• **DO THIS**:
Each line of the material must be returned exactly.

• **EXERCISE MATERIAL**:

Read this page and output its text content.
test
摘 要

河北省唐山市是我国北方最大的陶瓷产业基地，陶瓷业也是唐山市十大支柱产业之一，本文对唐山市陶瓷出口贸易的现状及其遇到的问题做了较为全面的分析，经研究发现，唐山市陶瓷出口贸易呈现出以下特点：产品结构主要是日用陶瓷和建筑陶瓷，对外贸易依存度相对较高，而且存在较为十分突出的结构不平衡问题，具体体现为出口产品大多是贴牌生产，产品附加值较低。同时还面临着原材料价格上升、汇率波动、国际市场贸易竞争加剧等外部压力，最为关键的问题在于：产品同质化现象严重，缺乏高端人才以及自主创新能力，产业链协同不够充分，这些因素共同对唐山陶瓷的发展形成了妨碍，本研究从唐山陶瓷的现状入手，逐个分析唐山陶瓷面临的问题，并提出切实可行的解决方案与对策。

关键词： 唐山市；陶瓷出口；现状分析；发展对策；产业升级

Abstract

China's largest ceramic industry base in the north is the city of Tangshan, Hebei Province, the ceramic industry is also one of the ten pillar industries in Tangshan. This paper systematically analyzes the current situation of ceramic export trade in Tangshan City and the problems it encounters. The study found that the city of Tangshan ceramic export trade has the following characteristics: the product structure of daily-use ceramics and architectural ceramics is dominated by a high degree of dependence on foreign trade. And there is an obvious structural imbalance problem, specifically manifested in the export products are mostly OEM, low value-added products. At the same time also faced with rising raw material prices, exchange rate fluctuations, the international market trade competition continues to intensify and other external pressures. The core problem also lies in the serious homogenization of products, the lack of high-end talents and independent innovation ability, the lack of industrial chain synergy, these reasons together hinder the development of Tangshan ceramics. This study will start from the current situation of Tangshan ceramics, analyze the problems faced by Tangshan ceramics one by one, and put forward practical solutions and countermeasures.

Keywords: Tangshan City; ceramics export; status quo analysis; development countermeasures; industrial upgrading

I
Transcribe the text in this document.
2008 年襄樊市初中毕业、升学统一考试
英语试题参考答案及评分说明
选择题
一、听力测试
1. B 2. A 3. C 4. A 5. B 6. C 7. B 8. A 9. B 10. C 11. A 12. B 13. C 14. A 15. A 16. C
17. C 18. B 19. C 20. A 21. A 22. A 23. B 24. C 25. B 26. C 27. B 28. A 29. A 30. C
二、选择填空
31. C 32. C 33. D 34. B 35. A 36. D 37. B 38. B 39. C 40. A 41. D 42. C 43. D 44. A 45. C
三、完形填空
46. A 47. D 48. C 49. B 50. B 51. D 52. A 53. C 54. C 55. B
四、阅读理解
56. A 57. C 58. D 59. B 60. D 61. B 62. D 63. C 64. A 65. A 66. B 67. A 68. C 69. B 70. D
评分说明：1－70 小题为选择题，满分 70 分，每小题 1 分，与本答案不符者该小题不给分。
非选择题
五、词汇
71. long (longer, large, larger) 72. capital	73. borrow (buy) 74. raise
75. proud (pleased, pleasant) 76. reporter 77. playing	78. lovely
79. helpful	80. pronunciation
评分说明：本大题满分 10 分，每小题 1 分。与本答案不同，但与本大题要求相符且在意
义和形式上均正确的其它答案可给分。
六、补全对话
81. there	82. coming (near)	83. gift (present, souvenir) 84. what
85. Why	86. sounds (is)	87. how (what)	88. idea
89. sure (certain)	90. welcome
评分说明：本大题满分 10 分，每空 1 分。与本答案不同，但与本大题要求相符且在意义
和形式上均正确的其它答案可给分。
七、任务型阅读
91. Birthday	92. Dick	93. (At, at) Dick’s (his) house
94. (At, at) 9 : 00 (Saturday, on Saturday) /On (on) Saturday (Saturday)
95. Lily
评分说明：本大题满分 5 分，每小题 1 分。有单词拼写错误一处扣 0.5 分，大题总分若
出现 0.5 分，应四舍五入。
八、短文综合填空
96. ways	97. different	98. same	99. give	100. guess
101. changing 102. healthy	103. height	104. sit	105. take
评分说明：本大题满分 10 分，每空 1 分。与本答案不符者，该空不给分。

• **THE RESULT**:
Read this page and output its text content.
test
摘 要

河北省唐山市是我国北方最大的陶瓷产业基地，陶瓷业也是唐山市十大支柱产业之一，本文对唐山市陶瓷出口贸易的现状及其遇到的问题做了较为全面的分析，经研究发现，唐山市陶瓷出口贸易呈现出以下特点：产品结构主要是日用陶瓷和建筑陶瓷，对外贸易依存度相对较高，而且存在较为十分突出的结构不平衡问题，具体体现为出口产品大多是贴牌生产，产品附加值较低。同时还面临着原材料价格上升、汇率波动、国际市场贸易竞争加剧等外部压力，最为关键的问题在于：产品同质化现象严重，缺乏高端人才以及自主创新能力，产业链协同不够充分，这些因素共同对唐山陶瓷的发展形成了妨碍，本研究从唐山陶瓷的现状入手，逐个分析唐山陶瓷面临的问题，并提出切实可行的解决方案与对策。

关键词： 唐山市；陶瓷出口；现状分析；发展对策；产业升级

Abstract

China's largest ceramic industry base in the north is the city of Tangshan, Hebei Province, the ceramic industry is also one of the ten pillar industries in Tangshan. This paper systematically analyzes the current situation of ceramic export trade in Tangshan City and the problems it encounters. The study found that the city of Tangshan ceramic export trade has the following characteristics: the product structure of daily-use ceramics and architectural ceramics is dominated by a high degree of dependence on foreign trade. And there is an obvious structural imbalance problem, specifically manifested in the export products are mostly OEM, low value-added products. At the same time also faced with rising raw material prices, exchange rate fluctuations, the international market trade competition continues to intensify and other external pressures. The core problem also lies in the serious homogenization of products, the lack of high-end talents and independent innovation ability, the lack of industrial chain synergy, these reasons together hinder the development of Tangshan ceramics. This study will start from the current situation of Tangshan ceramics, analyze the problems faced by Tangshan ceramics one by one, and put forward practical solutions and countermeasures.

Keywords: Tangshan City; ceramics export; status quo analysis; development countermeasures; industrial upgrading

I
Transcribe the text in this document.
2008 年襄樊市初中毕业、升学统一考试
英语试题参考答案及评分说明
选择题
一、听力测试
1. B 2. A 3. C 4. A 5. B 6. C 7. B 8. A 9. B 10. C 11. A 12. B 13. C 14. A 15. A 16. C
17. C 18. B 19. C 20. A 21. A 22. A 23. B 24. C 25. B 26. C 27. B 28. A 29. A 30. C
二、选择填空
31. C 32. C 33. D 34. B 35. A 36. D 37. B 38. B 39. C 40. A 41. D 42. C 43. D 44. A 45. C
三、完形填空
46. A 47. D 48. C 49. B 50. B 51. D 52. A 53. C 54. C 55. B
四、阅读理解
56. A 57. C 58. D 59. B 60. D 61. B 62. D 63. C 64. A 65. A 66. B 67. A 68. C 69. B 70. D
评分说明：1－70 小题为选择题，满分 70 分，每小题 1 分，与本答案不符者该小题不给分。
非选择题
五、词汇
71. long (longer, large, larger) 72. capital	73. borrow (buy) 74. raise
75. proud (pleased, pleasant) 76. reporter 77. playing	78. lovely
79. helpful	80. pronunciation
评分说明：本大题满分 10 分，每小题 1 分。与本答案不同，但与本大题要求相符且在意
义和形式上均正确的其它答案可给分。
六、补全对话
81. there	82. coming (near)	83. gift (present, souvenir) 84. what
85. Why	86. sounds (is)	87. how (what)	88. idea
89. sure (certain)	90. welcome
评分说明：本大题满分 10 分，每空 1 分。与本答案不同，但与本大题要求相符且在意义
和形式上均正确的其它答案可给分。
七、任务型阅读
91. Birthday	92. Dick	93. (At, at) Dick’s (his) house
94. (At, at) 9 : 00 (Saturday, on Saturday) /On (on) Saturday (Saturday)
95. Lily
评分说明：本大题满分 5 分，每小题 1 分。有单词拼写错误一处扣 0.5 分，大题总分若
出现 0.5 分，应四舍五入。
八、短文综合填空
96. ways	97. different	98. same	99. give	100. guess
101. changing 102. healthy	103. height	104. sit	105. take
评分说明：本大题满分 10 分，每空 1 分。与本答案不符者，该空不给分。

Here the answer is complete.